(Raw records)
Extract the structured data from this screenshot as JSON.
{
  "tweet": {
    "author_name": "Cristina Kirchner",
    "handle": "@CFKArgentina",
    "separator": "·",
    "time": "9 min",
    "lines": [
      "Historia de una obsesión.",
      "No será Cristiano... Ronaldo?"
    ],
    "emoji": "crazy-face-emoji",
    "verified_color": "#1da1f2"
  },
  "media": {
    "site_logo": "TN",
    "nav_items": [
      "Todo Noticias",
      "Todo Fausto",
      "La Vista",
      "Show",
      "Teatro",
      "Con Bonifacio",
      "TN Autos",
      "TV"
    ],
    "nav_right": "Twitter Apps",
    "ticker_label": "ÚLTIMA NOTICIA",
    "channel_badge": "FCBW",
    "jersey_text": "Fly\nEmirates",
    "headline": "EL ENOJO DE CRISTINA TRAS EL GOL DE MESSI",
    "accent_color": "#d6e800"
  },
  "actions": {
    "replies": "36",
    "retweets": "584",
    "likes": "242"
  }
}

• **PROBLEM**
Write out every entry exactly as given.

• **TASK SOLUTION**
Extract the structured data from this screenshot as JSON.
{
  "tweet": {
    "author_name": "Cristina Kirchner",
    "handle": "@CFKArgentina",
    "separator": "·",
    "time": "9 min",
    "lines": [
      "Historia de una obsesión.",
      "No será Cristiano... Ronaldo?"
    ],
    "emoji": "crazy-face-emoji",
    "verified_color": "#1da1f2"
  },
  "media": {
    "site_logo": "TN",
    "nav_items": [
      "Todo Noticias",
      "Todo Fausto",
      "La Vista",
      "Show",
      "Teatro",
      "Con Bonifacio",
      "TN Autos",
      "TV"
    ],
    "nav_right": "Twitter Apps",
    "ticker_label": "ÚLTIMA NOTICIA",
    "channel_badge": "FCBW",
    "jersey_text": "Fly\nEmirates",
    "headline": "EL ENOJO DE CRISTINA TRAS EL GOL DE MESSI",
    "accent_color": "#d6e800"
  },
  "actions": {
    "replies": "36",
    "retweets": "584",
    "likes": "242"
  }
}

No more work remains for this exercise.